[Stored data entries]

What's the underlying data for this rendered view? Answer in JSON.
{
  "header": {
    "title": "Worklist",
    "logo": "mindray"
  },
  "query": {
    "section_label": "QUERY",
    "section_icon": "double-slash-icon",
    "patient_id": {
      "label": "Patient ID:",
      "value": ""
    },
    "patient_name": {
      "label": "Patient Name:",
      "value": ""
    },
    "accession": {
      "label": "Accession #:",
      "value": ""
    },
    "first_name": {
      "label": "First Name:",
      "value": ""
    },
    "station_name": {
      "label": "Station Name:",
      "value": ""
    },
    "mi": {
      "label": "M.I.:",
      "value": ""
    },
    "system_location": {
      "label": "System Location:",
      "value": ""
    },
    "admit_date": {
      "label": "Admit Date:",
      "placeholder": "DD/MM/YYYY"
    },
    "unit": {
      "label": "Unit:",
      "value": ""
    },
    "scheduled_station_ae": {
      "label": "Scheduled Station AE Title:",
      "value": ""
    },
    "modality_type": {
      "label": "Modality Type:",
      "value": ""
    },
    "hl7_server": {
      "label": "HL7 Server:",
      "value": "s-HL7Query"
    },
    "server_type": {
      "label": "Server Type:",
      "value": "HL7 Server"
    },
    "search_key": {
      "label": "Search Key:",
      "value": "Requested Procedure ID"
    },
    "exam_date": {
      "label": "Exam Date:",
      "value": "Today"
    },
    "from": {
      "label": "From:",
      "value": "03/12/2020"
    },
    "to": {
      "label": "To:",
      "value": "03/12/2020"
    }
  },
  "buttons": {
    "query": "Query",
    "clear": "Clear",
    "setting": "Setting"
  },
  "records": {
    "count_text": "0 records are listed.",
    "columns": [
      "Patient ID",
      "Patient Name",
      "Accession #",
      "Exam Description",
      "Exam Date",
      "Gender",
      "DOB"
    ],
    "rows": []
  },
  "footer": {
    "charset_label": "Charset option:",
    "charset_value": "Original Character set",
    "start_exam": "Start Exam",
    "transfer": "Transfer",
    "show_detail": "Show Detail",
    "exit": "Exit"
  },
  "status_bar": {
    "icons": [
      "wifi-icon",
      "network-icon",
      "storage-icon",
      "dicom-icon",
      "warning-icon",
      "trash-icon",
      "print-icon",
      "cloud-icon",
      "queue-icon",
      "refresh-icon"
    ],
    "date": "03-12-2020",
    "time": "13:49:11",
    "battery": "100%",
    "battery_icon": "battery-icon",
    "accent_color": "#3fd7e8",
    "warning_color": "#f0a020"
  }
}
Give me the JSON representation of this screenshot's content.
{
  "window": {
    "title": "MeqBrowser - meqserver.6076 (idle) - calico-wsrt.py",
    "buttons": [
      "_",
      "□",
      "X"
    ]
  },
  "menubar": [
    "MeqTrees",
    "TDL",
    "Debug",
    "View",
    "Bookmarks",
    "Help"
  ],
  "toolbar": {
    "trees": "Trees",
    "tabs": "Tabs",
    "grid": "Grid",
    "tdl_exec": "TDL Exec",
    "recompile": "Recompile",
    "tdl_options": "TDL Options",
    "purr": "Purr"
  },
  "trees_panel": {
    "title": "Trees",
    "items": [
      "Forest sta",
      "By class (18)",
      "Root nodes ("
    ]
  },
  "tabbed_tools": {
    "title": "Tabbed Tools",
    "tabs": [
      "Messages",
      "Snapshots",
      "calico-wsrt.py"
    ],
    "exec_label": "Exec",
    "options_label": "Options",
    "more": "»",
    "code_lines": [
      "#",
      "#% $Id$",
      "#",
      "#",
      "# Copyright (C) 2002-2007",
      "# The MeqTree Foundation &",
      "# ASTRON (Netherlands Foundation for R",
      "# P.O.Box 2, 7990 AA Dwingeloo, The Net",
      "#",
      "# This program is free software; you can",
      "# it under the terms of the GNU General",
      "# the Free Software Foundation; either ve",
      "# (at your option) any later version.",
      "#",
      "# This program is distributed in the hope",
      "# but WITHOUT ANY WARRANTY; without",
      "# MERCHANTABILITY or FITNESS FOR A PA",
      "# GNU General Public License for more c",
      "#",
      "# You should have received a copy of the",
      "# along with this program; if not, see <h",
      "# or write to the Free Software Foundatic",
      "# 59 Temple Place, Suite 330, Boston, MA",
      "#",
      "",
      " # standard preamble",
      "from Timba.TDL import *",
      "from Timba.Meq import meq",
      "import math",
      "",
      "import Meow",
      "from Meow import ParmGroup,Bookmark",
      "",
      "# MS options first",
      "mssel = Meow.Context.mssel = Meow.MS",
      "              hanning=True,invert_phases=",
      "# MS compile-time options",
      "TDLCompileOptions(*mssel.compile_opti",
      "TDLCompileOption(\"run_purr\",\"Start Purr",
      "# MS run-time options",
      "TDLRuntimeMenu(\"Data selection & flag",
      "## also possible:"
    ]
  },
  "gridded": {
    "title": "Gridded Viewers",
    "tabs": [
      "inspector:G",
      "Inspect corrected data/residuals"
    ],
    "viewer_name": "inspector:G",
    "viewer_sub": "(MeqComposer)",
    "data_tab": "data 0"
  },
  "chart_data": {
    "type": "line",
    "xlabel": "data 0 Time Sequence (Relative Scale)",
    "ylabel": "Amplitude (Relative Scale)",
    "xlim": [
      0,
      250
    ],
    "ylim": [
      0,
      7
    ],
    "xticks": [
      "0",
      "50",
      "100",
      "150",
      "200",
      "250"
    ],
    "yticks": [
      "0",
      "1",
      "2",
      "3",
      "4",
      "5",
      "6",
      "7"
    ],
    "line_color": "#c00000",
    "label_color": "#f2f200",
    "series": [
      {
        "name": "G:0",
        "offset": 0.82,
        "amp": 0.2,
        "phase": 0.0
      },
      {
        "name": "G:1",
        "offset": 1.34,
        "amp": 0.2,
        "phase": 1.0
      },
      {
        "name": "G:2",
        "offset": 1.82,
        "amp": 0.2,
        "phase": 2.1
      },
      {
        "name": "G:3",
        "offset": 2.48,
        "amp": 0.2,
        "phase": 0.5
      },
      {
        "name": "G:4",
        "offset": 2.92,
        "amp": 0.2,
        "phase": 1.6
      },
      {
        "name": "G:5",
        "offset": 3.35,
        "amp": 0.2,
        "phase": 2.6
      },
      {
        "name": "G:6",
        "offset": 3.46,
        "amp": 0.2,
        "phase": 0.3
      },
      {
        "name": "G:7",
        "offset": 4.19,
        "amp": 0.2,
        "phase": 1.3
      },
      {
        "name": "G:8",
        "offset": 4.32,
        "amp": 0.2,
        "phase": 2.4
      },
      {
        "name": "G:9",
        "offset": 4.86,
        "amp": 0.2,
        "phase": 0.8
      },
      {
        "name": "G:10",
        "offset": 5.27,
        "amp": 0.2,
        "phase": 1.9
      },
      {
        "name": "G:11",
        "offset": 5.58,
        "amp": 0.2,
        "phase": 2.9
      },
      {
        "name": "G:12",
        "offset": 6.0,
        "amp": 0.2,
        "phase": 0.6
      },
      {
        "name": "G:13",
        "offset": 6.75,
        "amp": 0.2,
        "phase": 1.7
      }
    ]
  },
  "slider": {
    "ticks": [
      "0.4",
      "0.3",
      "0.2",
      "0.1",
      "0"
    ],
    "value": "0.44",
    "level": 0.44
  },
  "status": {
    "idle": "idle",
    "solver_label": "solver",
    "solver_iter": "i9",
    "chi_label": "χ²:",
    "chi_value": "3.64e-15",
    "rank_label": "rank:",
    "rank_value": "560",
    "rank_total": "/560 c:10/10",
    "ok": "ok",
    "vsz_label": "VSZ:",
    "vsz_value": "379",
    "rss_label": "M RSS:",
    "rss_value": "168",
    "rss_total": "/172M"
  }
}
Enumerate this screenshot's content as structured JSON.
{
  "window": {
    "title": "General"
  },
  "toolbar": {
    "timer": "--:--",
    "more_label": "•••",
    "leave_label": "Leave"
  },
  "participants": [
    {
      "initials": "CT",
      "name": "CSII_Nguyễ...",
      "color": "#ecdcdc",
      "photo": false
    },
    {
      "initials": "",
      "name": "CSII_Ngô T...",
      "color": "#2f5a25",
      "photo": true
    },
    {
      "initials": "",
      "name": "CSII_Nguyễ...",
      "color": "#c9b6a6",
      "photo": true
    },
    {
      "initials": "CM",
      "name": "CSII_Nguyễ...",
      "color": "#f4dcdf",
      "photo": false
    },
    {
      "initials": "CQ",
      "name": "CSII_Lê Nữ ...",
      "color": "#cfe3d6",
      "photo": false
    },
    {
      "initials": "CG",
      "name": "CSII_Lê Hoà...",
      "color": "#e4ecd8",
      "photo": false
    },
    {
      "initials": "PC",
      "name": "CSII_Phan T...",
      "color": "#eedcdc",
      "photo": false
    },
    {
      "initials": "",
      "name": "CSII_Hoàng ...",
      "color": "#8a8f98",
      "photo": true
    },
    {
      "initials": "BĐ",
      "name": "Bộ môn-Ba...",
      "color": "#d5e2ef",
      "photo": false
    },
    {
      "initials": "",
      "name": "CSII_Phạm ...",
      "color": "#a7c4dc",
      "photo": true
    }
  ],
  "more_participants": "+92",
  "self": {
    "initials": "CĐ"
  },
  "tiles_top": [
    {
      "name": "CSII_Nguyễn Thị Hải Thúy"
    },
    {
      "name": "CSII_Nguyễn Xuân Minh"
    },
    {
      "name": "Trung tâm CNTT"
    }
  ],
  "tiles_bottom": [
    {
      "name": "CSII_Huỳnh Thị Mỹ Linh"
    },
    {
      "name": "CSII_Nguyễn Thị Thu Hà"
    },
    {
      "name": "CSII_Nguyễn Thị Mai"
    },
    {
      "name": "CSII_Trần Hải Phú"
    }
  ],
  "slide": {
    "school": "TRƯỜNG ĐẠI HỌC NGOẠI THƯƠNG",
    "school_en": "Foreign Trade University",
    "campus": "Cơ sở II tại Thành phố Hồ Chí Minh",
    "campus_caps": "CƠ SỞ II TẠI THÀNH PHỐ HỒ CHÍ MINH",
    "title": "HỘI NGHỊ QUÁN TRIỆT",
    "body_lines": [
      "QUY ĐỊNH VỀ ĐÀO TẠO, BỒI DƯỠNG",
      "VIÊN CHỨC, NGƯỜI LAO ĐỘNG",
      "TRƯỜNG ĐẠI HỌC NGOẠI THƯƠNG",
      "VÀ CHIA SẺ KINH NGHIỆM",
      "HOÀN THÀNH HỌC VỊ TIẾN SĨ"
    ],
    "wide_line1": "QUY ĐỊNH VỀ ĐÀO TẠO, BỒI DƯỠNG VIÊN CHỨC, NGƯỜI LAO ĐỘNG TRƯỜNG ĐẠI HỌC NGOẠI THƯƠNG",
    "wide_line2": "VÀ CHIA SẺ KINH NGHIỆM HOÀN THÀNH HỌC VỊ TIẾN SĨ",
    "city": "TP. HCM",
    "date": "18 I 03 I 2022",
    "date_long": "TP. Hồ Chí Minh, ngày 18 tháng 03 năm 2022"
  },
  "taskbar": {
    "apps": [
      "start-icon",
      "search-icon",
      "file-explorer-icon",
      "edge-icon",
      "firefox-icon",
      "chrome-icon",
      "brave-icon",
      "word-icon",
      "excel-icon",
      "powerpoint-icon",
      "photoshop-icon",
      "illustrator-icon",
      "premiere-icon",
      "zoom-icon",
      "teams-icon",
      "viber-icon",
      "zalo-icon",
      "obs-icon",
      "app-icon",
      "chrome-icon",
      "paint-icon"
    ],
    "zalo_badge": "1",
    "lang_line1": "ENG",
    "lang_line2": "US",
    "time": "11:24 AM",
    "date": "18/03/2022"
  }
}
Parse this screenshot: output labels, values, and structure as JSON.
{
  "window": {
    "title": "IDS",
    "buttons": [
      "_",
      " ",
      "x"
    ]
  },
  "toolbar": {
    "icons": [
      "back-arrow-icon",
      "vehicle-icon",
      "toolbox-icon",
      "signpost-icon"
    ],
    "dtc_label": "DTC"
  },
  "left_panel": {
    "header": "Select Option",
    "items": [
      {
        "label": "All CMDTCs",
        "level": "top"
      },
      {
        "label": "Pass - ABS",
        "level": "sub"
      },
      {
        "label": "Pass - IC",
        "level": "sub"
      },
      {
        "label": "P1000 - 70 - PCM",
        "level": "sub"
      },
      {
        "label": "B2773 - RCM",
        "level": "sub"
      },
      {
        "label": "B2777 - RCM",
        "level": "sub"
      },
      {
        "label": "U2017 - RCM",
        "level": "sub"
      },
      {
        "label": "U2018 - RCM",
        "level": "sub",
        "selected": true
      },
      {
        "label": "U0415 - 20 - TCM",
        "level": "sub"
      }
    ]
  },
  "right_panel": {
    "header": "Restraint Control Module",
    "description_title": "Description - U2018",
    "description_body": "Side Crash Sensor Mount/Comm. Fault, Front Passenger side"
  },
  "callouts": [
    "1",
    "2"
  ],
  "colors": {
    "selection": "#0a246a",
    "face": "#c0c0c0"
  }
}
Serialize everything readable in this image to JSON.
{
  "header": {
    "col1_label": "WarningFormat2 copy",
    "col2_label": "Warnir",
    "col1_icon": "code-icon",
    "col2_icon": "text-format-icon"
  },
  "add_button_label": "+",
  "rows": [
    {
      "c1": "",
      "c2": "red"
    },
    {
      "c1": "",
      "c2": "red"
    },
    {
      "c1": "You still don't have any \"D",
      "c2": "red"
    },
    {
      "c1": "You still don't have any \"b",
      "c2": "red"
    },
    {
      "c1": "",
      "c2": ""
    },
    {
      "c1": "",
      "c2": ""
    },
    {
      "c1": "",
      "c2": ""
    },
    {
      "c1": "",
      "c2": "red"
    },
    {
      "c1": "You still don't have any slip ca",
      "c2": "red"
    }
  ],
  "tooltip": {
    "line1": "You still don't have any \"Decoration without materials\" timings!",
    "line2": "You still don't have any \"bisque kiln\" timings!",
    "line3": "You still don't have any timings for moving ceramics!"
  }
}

## What you need to do
Each line with the string "NGHIỆM" in it needs to be found and copied.

## Answer to this task
      "VÀ CHIA SẺ KINH NGHIỆM",
    "wide_line2": "VÀ CHIA SẺ KINH NGHIỆM HOÀN THÀNH HỌC VỊ TIẾN SĨ",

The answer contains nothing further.